Aim
Return only the line that contains "Read all visible content and emit it as JSON." and each line after it, through the last line of the data below, copied exactly.

* BEGIN Provided entries *

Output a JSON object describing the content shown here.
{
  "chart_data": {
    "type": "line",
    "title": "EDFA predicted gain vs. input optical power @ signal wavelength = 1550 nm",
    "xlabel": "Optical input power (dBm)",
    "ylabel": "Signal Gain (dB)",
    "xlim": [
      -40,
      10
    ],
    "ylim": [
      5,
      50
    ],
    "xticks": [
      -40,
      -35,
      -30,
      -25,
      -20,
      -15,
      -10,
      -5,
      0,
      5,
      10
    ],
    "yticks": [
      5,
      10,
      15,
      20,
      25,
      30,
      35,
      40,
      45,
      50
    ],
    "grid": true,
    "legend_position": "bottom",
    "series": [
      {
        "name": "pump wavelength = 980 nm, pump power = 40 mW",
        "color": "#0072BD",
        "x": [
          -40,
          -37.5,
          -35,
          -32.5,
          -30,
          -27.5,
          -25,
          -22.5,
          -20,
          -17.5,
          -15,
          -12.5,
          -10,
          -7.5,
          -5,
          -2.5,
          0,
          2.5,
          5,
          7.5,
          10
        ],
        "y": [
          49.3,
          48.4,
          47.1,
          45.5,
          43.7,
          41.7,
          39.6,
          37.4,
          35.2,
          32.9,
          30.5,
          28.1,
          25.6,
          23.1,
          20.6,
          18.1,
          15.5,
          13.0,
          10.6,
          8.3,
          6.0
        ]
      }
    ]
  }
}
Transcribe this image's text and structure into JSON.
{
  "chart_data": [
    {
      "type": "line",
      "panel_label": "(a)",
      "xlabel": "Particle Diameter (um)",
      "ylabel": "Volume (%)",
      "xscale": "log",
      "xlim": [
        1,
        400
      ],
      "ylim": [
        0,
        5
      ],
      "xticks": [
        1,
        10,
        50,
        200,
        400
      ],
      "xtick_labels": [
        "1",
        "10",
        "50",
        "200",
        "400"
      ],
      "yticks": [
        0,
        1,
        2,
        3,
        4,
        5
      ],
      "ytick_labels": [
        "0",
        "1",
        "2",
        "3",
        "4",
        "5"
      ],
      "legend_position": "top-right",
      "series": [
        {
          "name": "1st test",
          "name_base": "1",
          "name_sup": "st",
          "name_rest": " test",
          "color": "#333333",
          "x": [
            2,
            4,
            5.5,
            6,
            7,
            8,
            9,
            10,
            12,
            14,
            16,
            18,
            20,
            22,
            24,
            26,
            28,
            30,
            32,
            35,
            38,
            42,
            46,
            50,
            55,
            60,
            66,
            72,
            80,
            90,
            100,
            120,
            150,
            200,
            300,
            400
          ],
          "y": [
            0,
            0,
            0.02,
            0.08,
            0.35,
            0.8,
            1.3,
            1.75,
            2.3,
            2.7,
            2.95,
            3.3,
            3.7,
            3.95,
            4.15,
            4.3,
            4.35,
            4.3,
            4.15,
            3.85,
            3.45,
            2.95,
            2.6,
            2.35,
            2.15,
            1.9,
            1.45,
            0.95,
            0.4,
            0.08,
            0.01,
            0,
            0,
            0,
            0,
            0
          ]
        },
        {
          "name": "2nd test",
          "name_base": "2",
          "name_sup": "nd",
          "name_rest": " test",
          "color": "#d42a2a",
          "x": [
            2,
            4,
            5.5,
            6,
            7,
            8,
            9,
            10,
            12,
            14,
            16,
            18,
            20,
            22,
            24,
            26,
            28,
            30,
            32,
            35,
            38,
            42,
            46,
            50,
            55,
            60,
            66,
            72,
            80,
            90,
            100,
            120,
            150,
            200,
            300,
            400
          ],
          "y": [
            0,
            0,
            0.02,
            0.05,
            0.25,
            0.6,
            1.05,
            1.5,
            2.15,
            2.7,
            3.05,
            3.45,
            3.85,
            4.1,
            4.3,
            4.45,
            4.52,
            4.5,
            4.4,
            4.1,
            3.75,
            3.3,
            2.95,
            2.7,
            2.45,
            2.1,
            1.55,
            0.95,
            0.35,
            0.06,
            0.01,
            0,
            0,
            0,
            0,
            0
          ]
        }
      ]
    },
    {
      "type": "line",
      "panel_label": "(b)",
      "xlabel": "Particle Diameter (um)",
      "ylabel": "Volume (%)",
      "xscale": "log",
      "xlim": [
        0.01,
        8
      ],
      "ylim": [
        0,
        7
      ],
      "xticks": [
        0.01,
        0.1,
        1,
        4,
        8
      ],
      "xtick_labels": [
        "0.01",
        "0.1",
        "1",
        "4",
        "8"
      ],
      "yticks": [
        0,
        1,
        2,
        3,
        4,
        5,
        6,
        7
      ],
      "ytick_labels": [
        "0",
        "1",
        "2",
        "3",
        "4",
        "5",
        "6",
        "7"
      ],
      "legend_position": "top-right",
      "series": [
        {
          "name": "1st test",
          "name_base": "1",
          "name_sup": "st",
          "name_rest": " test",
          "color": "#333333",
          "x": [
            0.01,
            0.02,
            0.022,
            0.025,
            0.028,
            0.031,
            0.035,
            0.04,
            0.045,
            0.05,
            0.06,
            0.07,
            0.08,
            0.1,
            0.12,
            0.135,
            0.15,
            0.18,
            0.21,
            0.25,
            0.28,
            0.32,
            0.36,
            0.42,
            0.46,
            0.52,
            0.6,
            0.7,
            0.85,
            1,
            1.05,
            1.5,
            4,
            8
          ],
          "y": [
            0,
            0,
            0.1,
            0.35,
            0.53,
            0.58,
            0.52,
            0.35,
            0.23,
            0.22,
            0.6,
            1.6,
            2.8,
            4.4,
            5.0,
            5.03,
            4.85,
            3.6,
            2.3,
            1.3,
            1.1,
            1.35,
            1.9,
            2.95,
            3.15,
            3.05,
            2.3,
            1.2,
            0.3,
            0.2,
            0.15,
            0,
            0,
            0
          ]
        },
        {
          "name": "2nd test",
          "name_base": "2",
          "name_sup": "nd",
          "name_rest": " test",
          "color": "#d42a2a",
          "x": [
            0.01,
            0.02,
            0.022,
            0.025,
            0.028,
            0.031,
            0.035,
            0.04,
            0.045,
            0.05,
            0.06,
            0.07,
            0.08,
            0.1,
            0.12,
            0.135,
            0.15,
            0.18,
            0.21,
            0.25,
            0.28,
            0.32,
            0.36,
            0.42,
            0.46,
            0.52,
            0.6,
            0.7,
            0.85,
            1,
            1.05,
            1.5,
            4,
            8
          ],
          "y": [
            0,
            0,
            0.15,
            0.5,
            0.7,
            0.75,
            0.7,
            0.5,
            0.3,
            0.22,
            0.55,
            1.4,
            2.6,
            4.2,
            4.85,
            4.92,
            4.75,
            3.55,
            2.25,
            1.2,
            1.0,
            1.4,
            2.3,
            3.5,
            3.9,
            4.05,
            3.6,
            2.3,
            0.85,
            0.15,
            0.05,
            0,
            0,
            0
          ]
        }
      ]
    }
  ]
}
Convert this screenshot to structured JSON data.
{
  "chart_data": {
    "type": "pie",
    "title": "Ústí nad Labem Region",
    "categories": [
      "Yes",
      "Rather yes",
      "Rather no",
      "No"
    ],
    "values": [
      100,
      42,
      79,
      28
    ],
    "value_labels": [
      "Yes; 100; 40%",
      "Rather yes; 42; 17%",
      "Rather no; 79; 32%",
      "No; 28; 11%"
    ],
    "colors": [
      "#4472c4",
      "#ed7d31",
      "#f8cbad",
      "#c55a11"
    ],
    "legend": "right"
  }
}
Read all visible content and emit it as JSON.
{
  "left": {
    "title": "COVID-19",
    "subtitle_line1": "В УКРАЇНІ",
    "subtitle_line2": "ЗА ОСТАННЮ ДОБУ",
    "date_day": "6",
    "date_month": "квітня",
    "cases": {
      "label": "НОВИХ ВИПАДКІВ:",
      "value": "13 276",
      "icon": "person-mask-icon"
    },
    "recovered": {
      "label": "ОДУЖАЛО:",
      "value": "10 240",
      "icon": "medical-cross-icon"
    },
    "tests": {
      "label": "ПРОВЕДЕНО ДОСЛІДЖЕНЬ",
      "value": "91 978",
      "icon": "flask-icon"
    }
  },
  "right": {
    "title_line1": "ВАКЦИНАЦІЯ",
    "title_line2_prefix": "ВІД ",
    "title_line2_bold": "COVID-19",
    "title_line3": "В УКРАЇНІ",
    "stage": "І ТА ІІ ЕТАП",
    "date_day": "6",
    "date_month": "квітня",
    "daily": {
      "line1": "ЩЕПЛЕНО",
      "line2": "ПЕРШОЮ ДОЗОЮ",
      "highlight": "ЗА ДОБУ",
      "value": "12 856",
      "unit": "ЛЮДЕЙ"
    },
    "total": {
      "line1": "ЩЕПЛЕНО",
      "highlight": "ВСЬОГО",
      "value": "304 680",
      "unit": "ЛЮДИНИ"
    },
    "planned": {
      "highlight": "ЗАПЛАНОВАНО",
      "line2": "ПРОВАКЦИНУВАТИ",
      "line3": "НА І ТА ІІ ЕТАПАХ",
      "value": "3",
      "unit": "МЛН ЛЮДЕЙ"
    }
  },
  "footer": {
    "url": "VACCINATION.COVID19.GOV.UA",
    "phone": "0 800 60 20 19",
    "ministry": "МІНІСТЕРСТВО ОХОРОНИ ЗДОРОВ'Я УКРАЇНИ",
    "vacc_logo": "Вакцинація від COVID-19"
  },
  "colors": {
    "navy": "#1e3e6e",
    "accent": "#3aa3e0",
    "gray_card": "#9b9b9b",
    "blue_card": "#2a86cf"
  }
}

* END Provided entries *

Result of the exercise
Read all visible content and emit it as JSON.
{
  "left": {
    "title": "COVID-19",
    "subtitle_line1": "В УКРАЇНІ",
    "subtitle_line2": "ЗА ОСТАННЮ ДОБУ",
    "date_day": "6",
    "date_month": "квітня",
    "cases": {
      "label": "НОВИХ ВИПАДКІВ:",
      "value": "13 276",
      "icon": "person-mask-icon"
    },
    "recovered": {
      "label": "ОДУЖАЛО:",
      "value": "10 240",
      "icon": "medical-cross-icon"
    },
    "tests": {
      "label": "ПРОВЕДЕНО ДОСЛІДЖЕНЬ",
      "value": "91 978",
      "icon": "flask-icon"
    }
  },
  "right": {
    "title_line1": "ВАКЦИНАЦІЯ",
    "title_line2_prefix": "ВІД ",
    "title_line2_bold": "COVID-19",
    "title_line3": "В УКРАЇНІ",
    "stage": "І ТА ІІ ЕТАП",
    "date_day": "6",
    "date_month": "квітня",
    "daily": {
      "line1": "ЩЕПЛЕНО",
      "line2": "ПЕРШОЮ ДОЗОЮ",
      "highlight": "ЗА ДОБУ",
      "value": "12 856",
      "unit": "ЛЮДЕЙ"
    },
    "total": {
      "line1": "ЩЕПЛЕНО",
      "highlight": "ВСЬОГО",
      "value": "304 680",
      "unit": "ЛЮДИНИ"
    },
    "planned": {
      "highlight": "ЗАПЛАНОВАНО",
      "line2": "ПРОВАКЦИНУВАТИ",
      "line3": "НА І ТА ІІ ЕТАПАХ",
      "value": "3",
      "unit": "МЛН ЛЮДЕЙ"
    }
  },
  "footer": {
    "url": "VACCINATION.COVID19.GOV.UA",
    "phone": "0 800 60 20 19",
    "ministry": "МІНІСТЕРСТВО ОХОРОНИ ЗДОРОВ'Я УКРАЇНИ",
    "vacc_logo": "Вакцинація від COVID-19"
  },
  "colors": {
    "navy": "#1e3e6e",
    "accent": "#3aa3e0",
    "gray_card": "#9b9b9b",
    "blue_card": "#2a86cf"
  }
}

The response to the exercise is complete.